Records from a data collection:
>> begin
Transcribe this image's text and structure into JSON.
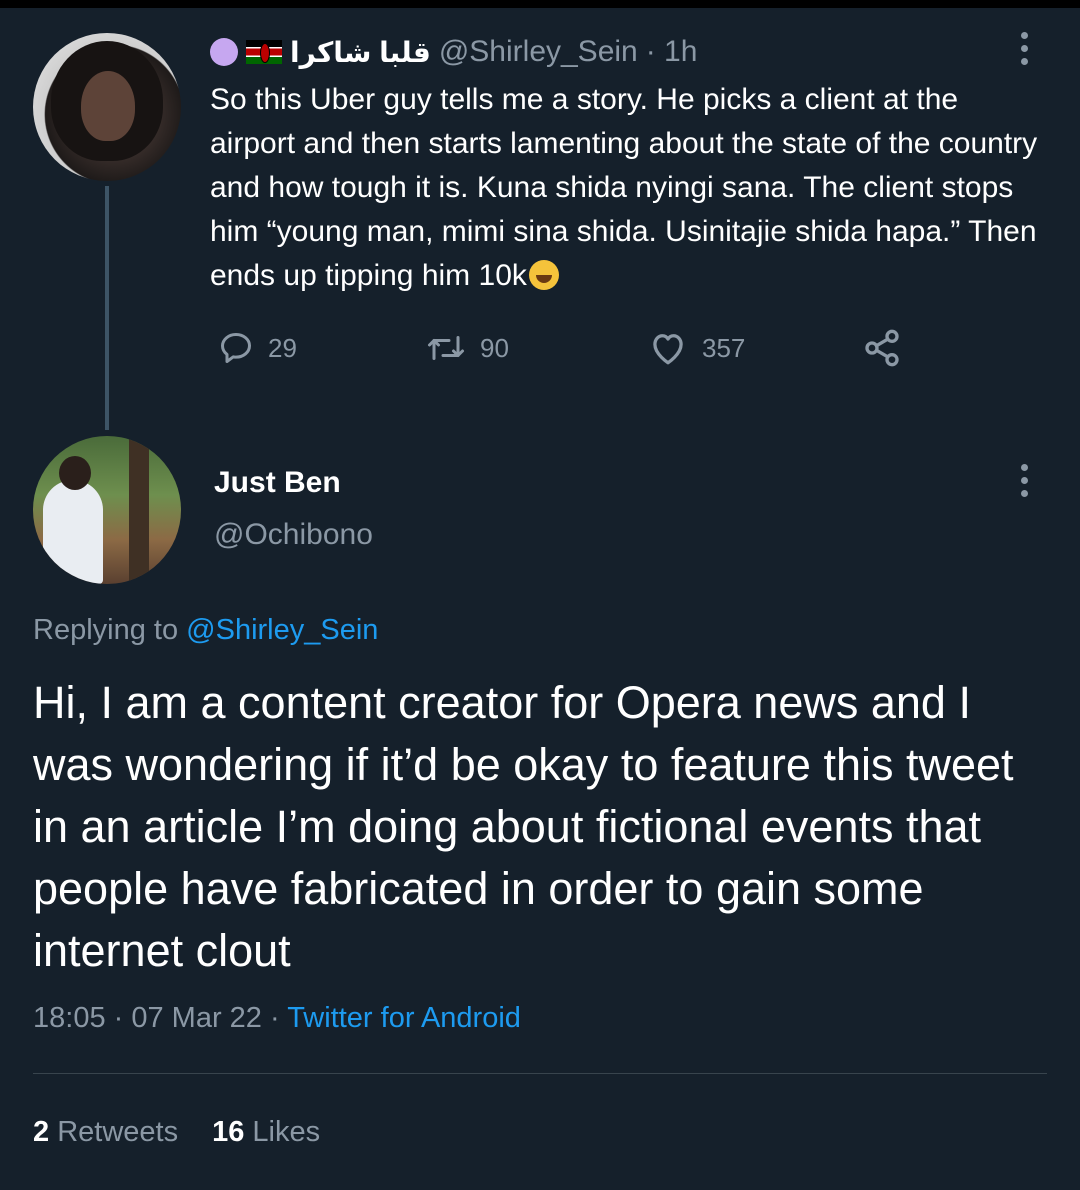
{
  "parent_tweet": {
    "display_name": "قلبا شاكرا",
    "handle": "@Shirley_Sein",
    "time": "· 1h",
    "text": "So this Uber guy tells me a story. He picks a client at the airport and then starts lamenting about the state of the country and how tough it is. Kuna shida nyingi sana. The client stops him “young man, mimi sina shida. Usinitajie shida hapa.” Then ends up tipping him 10k",
    "emoji_icons": [
      "purple-circle-icon",
      "kenya-flag-icon",
      "rolling-laughing-face-icon"
    ],
    "actions": {
      "replies": "29",
      "retweets": "90",
      "likes": "357"
    }
  },
  "reply_tweet": {
    "display_name": "Just Ben",
    "handle": "@Ochibono",
    "replying_prefix": "Replying to",
    "replying_to": "@Shirley_Sein",
    "text": "Hi, I am a content creator for Opera news and I was wondering if it’d be okay to feature this tweet in an article I’m doing about fictional events that people have fabricated in order to gain some internet clout",
    "timestamp": "18:05 · 07 Mar 22 ·",
    "source": "Twitter for Android",
    "retweets_count": "2",
    "retweets_label": "Retweets",
    "likes_count": "16",
    "likes_label": "Likes"
  },
  "colors": {
    "background": "#15202b",
    "text_primary": "#ffffff",
    "text_secondary": "#8b98a5",
    "link": "#1d9bf0",
    "divider": "#38444d"
  }
}
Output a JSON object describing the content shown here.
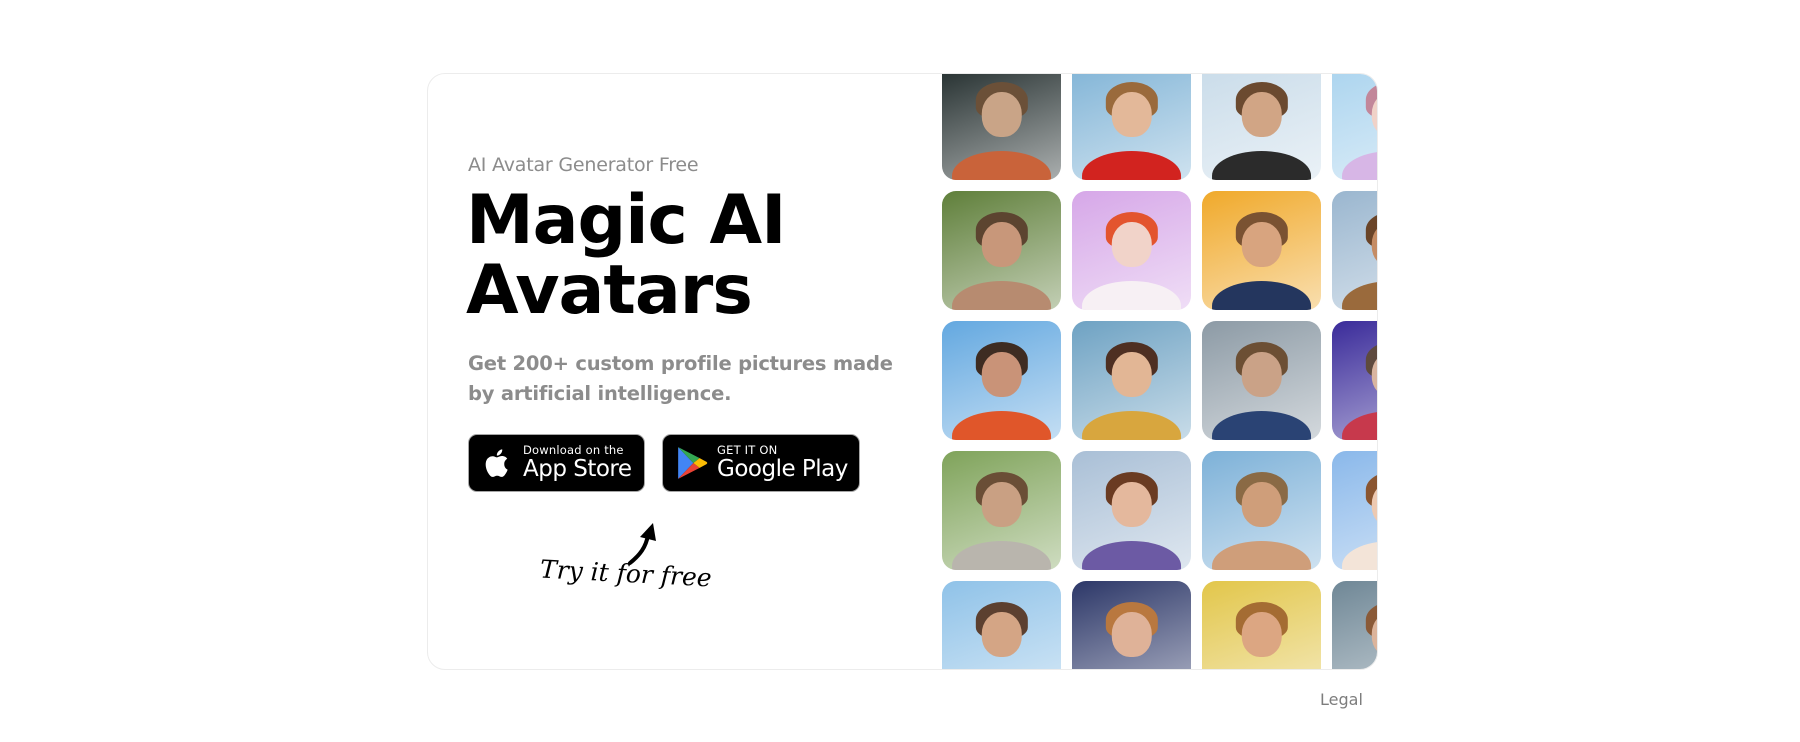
{
  "hero": {
    "subtitle": "AI Avatar Generator Free",
    "title_line1": "Magic AI",
    "title_line2": "Avatars",
    "description": "Get 200+ custom profile pictures made by artificial intelligence."
  },
  "buttons": {
    "app_store": {
      "small": "Download on the",
      "big": "App Store",
      "icon": "apple-icon"
    },
    "google_play": {
      "small": "GET IT ON",
      "big": "Google Play",
      "icon": "google-play-icon"
    }
  },
  "callout": {
    "text": "Try it for free",
    "icon": "curved-arrow-icon"
  },
  "footer": {
    "legal": "Legal"
  },
  "colors": {
    "text_muted": "#8c8c8c",
    "button_bg": "#000000",
    "card_border": "#ececec"
  },
  "avatars": [
    {
      "bg": "#1f2a2a",
      "skin": "#c9a487",
      "hair": "#6b5038",
      "cloth": "#c9633a"
    },
    {
      "bg": "#7fb3d6",
      "skin": "#e3b899",
      "hair": "#9a6a3c",
      "cloth": "#d2231f"
    },
    {
      "bg": "#c8dbe9",
      "skin": "#d1a585",
      "hair": "#6b4a30",
      "cloth": "#2b2b2b"
    },
    {
      "bg": "#a9d3ee",
      "skin": "#f0d2c8",
      "hair": "#c2879a",
      "cloth": "#d7b6e6"
    },
    {
      "bg": "#5f7f3a",
      "skin": "#c8977a",
      "hair": "#5c4430",
      "cloth": "#b78b70"
    },
    {
      "bg": "#d6a7e8",
      "skin": "#f1d3c9",
      "hair": "#e3542e",
      "cloth": "#f7f0f4"
    },
    {
      "bg": "#f0a92a",
      "skin": "#d8a47f",
      "hair": "#7a5232",
      "cloth": "#24365e"
    },
    {
      "bg": "#9ab6cf",
      "skin": "#c58c64",
      "hair": "#6a4428",
      "cloth": "#9a6a3c"
    },
    {
      "bg": "#63a8e0",
      "skin": "#c99378",
      "hair": "#3e2c22",
      "cloth": "#e0562a"
    },
    {
      "bg": "#6ea2c3",
      "skin": "#e2b695",
      "hair": "#4e2f22",
      "cloth": "#d8a63e"
    },
    {
      "bg": "#8c9aa5",
      "skin": "#caa287",
      "hair": "#6c4f34",
      "cloth": "#2a4374"
    },
    {
      "bg": "#3a2b9a",
      "skin": "#d9b5a0",
      "hair": "#5e4a3e",
      "cloth": "#c7394c"
    },
    {
      "bg": "#7fa35a",
      "skin": "#c9a083",
      "hair": "#6a4e36",
      "cloth": "#b9b5ad"
    },
    {
      "bg": "#a9bfd6",
      "skin": "#e4b89d",
      "hair": "#6a3b22",
      "cloth": "#6c5aa4"
    },
    {
      "bg": "#7db1d8",
      "skin": "#cf9e7a",
      "hair": "#8a6a45",
      "cloth": "#cf9e7a"
    },
    {
      "bg": "#8ab8ea",
      "skin": "#edc9b1",
      "hair": "#8a5530",
      "cloth": "#f3e4d8"
    },
    {
      "bg": "#8fc2e8",
      "skin": "#d4a585",
      "hair": "#5c4030",
      "cloth": "#7fb0b0"
    },
    {
      "bg": "#2c3768",
      "skin": "#dfb298",
      "hair": "#b9783f",
      "cloth": "#8a2a3a"
    },
    {
      "bg": "#e2c64a",
      "skin": "#dca682",
      "hair": "#a46c33",
      "cloth": "#6a2d24"
    },
    {
      "bg": "#6f8796",
      "skin": "#dcb49b",
      "hair": "#8a5a38",
      "cloth": "#3b3f46"
    }
  ]
}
>> end
→ What the task requires
Locate the word "handle" in the entries, and copy every line where it is found.

→ Solution to the problem
    "handle": "@Shirley_Sein",
    "handle": "@Ochibono",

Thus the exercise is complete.